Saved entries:
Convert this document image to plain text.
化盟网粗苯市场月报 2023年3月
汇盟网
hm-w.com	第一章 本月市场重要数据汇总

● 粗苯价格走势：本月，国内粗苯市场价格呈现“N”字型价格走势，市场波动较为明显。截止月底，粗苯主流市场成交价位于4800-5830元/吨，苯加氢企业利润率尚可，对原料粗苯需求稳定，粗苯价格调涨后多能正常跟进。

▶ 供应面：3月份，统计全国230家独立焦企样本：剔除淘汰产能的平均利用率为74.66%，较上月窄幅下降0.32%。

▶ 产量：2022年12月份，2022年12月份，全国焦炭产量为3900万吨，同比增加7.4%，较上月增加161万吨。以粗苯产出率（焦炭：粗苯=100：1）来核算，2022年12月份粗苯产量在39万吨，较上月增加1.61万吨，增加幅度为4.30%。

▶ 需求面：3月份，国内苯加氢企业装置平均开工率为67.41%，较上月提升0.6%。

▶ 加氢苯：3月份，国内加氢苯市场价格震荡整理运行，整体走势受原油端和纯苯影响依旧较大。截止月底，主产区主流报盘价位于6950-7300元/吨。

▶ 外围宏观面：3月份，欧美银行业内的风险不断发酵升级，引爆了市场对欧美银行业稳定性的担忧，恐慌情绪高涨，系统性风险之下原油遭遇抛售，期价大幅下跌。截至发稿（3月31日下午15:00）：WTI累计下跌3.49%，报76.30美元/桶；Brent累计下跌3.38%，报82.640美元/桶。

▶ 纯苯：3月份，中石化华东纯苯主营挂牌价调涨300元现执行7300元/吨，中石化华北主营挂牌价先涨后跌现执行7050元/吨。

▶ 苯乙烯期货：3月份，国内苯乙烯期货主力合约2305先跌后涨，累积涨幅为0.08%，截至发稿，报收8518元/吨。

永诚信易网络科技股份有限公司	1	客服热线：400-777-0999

Task requirements
Find the word "截止月底" in the material, then list each line that holds it.

Result below
● 粗苯价格走势：本月，国内粗苯市场价格呈现“N”字型价格走势，市场波动较为明显。截止月底，粗苯主流市场成交价位于4800-5830元/吨，苯加氢企业利润率尚可，对原料粗苯需求稳定，粗苯价格调涨后多能正常跟进。
▶ 加氢苯：3月份，国内加氢苯市场价格震荡整理运行，整体走势受原油端和纯苯影响依旧较大。截止月底，主产区主流报盘价位于6950-7300元/吨。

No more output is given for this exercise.